§ **JOB**
Every line of the material below must be repeated exactly.

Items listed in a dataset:
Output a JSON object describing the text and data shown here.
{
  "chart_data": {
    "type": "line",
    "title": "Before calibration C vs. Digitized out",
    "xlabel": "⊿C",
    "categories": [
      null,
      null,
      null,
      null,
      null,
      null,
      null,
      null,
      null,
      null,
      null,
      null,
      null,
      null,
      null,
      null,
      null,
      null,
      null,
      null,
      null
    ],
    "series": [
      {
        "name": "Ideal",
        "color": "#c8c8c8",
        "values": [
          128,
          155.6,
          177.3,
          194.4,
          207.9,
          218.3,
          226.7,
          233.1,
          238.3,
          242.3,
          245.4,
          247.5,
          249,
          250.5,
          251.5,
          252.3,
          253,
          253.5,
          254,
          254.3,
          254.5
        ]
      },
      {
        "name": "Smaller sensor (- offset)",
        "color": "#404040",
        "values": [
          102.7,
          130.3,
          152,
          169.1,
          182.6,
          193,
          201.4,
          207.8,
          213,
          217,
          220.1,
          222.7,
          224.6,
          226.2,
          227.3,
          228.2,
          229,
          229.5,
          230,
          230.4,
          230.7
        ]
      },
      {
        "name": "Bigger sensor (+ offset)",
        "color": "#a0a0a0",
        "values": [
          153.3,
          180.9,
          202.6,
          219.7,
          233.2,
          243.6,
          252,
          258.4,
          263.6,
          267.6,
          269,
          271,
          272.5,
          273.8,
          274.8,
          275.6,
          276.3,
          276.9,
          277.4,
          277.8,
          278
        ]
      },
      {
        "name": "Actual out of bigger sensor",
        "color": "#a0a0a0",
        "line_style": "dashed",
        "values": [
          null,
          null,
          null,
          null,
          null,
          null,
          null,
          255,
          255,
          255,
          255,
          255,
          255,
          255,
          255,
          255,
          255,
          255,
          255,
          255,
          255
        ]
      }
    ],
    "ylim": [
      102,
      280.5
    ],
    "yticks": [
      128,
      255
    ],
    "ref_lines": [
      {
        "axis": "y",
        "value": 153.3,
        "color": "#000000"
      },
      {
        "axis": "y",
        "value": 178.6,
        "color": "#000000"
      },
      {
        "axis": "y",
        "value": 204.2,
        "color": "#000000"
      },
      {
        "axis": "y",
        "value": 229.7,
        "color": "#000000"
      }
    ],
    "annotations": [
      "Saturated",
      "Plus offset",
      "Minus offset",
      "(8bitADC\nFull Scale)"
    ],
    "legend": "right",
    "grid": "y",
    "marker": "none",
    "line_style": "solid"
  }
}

§ **CORRECT OUTPUT**
Output a JSON object describing the text and data shown here.
{
  "chart_data": {
    "type": "line",
    "title": "Before calibration C vs. Digitized out",
    "xlabel": "⊿C",
    "categories": [
      null,
      null,
      null,
      null,
      null,
      null,
      null,
      null,
      null,
      null,
      null,
      null,
      null,
      null,
      null,
      null,
      null,
      null,
      null,
      null,
      null
    ],
    "series": [
      {
        "name": "Ideal",
        "color": "#c8c8c8",
        "values": [
          128,
          155.6,
          177.3,
          194.4,
          207.9,
          218.3,
          226.7,
          233.1,
          238.3,
          242.3,
          245.4,
          247.5,
          249,
          250.5,
          251.5,
          252.3,
          253,
          253.5,
          254,
          254.3,
          254.5
        ]
      },
      {
        "name": "Smaller sensor (- offset)",
        "color": "#404040",
        "values": [
          102.7,
          130.3,
          152,
          169.1,
          182.6,
          193,
          201.4,
          207.8,
          213,
          217,
          220.1,
          222.7,
          224.6,
          226.2,
          227.3,
          228.2,
          229,
          229.5,
          230,
          230.4,
          230.7
        ]
      },
      {
        "name": "Bigger sensor (+ offset)",
        "color": "#a0a0a0",
        "values": [
          153.3,
          180.9,
          202.6,
          219.7,
          233.2,
          243.6,
          252,
          258.4,
          263.6,
          267.6,
          269,
          271,
          272.5,
          273.8,
          274.8,
          275.6,
          276.3,
          276.9,
          277.4,
          277.8,
          278
        ]
      },
      {
        "name": "Actual out of bigger sensor",
        "color": "#a0a0a0",
        "line_style": "dashed",
        "values": [
          null,
          null,
          null,
          null,
          null,
          null,
          null,
          255,
          255,
          255,
          255,
          255,
          255,
          255,
          255,
          255,
          255,
          255,
          255,
          255,
          255
        ]
      }
    ],
    "ylim": [
      102,
      280.5
    ],
    "yticks": [
      128,
      255
    ],
    "ref_lines": [
      {
        "axis": "y",
        "value": 153.3,
        "color": "#000000"
      },
      {
        "axis": "y",
        "value": 178.6,
        "color": "#000000"
      },
      {
        "axis": "y",
        "value": 204.2,
        "color": "#000000"
      },
      {
        "axis": "y",
        "value": 229.7,
        "color": "#000000"
      }
    ],
    "annotations": [
      "Saturated",
      "Plus offset",
      "Minus offset",
      "(8bitADC\nFull Scale)"
    ],
    "legend": "right",
    "grid": "y",
    "marker": "none",
    "line_style": "solid"
  }
}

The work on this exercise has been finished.